>> start
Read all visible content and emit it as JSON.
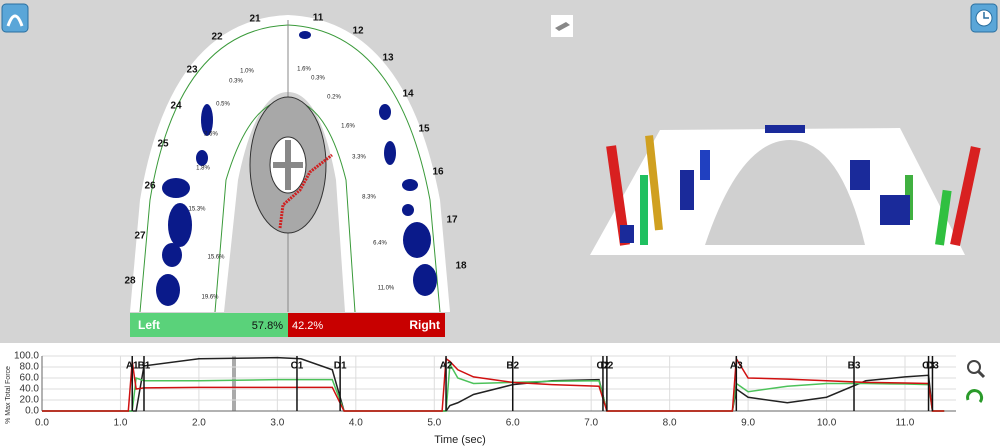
{
  "dental_arch": {
    "teeth": [
      "21",
      "11",
      "12",
      "13",
      "14",
      "15",
      "16",
      "17",
      "18",
      "22",
      "23",
      "24",
      "25",
      "26",
      "27",
      "28"
    ],
    "percentages": [
      "1.0%",
      "1.6%",
      "0.3%",
      "0.3%",
      "0.2%",
      "0.5%",
      "1.6%",
      "2.6%",
      "3.3%",
      "1.8%",
      "8.3%",
      "15.3%",
      "6.4%",
      "15.6%",
      "11.0%",
      "19.6%"
    ],
    "left_label": "Left",
    "left_value": "57.8%",
    "right_value": "42.2%",
    "right_label": "Right"
  },
  "chart_data": {
    "type": "line",
    "y_label": "% Max Total Force",
    "x_label": "Time (sec)",
    "x": [
      0,
      1.1,
      1.15,
      1.2,
      1.3,
      2.0,
      3.0,
      3.3,
      3.7,
      3.85,
      5.1,
      5.15,
      5.2,
      5.3,
      5.5,
      6.0,
      6.5,
      7.1,
      7.2,
      8.8,
      8.85,
      9.0,
      9.5,
      10.0,
      10.5,
      11.0,
      11.3,
      11.35,
      11.5
    ],
    "series": [
      {
        "color": "#222222",
        "values": [
          0,
          0,
          0,
          0,
          82,
          95,
          97,
          95,
          75,
          0,
          0,
          0,
          10,
          15,
          30,
          48,
          55,
          57,
          0,
          0,
          40,
          25,
          15,
          25,
          55,
          62,
          65,
          0,
          0
        ]
      },
      {
        "color": "#4cc25a",
        "values": [
          0,
          0,
          0,
          60,
          55,
          55,
          57,
          57,
          57,
          0,
          0,
          0,
          85,
          60,
          50,
          52,
          54,
          55,
          0,
          0,
          50,
          35,
          45,
          50,
          50,
          49,
          48,
          0,
          0
        ]
      },
      {
        "color": "#d01010",
        "values": [
          0,
          0,
          90,
          40,
          42,
          43,
          43,
          43,
          43,
          0,
          0,
          95,
          90,
          75,
          62,
          52,
          48,
          45,
          0,
          0,
          95,
          60,
          58,
          55,
          52,
          51,
          50,
          0,
          0
        ]
      }
    ],
    "markers": [
      {
        "label": "A1",
        "x": 1.15
      },
      {
        "label": "B1",
        "x": 1.3
      },
      {
        "label": "C1",
        "x": 3.25
      },
      {
        "label": "D1",
        "x": 3.8
      },
      {
        "label": "A2",
        "x": 5.15
      },
      {
        "label": "B2",
        "x": 6.0
      },
      {
        "label": "C2",
        "x": 7.15
      },
      {
        "label": "D2",
        "x": 7.2
      },
      {
        "label": "A3",
        "x": 8.85
      },
      {
        "label": "B3",
        "x": 10.35
      },
      {
        "label": "C3",
        "x": 11.3
      },
      {
        "label": "D3",
        "x": 11.35
      }
    ],
    "xlim": [
      0,
      11.65
    ],
    "xticks": [
      {
        "value": 0,
        "label": "0.0"
      },
      {
        "value": 1,
        "label": "1.0"
      },
      {
        "value": 2,
        "label": "2.0"
      },
      {
        "value": 3,
        "label": "3.0"
      },
      {
        "value": 4,
        "label": "4.0"
      },
      {
        "value": 5,
        "label": "5.0"
      },
      {
        "value": 6,
        "label": "6.0"
      },
      {
        "value": 7,
        "label": "7.0"
      },
      {
        "value": 8,
        "label": "8.0"
      },
      {
        "value": 9,
        "label": "9.0"
      },
      {
        "value": 10,
        "label": "10.0"
      },
      {
        "value": 11,
        "label": "11.0"
      }
    ],
    "ylim": [
      0,
      100
    ],
    "yticks": [
      {
        "value": 0,
        "label": "0.0"
      },
      {
        "value": 20,
        "label": "20.0"
      },
      {
        "value": 40,
        "label": "40.0"
      },
      {
        "value": 60,
        "label": "60.0"
      },
      {
        "value": 80,
        "label": "80.0"
      },
      {
        "value": 100,
        "label": "100.0"
      }
    ],
    "grid": true
  }
}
>> end
◆ **Task**: Which lines of the material contain the string "color"? List each of them.

◆ **Answer to this task**:
        "color": "#222222",
        "color": "#4cc25a",
        "color": "#d01010",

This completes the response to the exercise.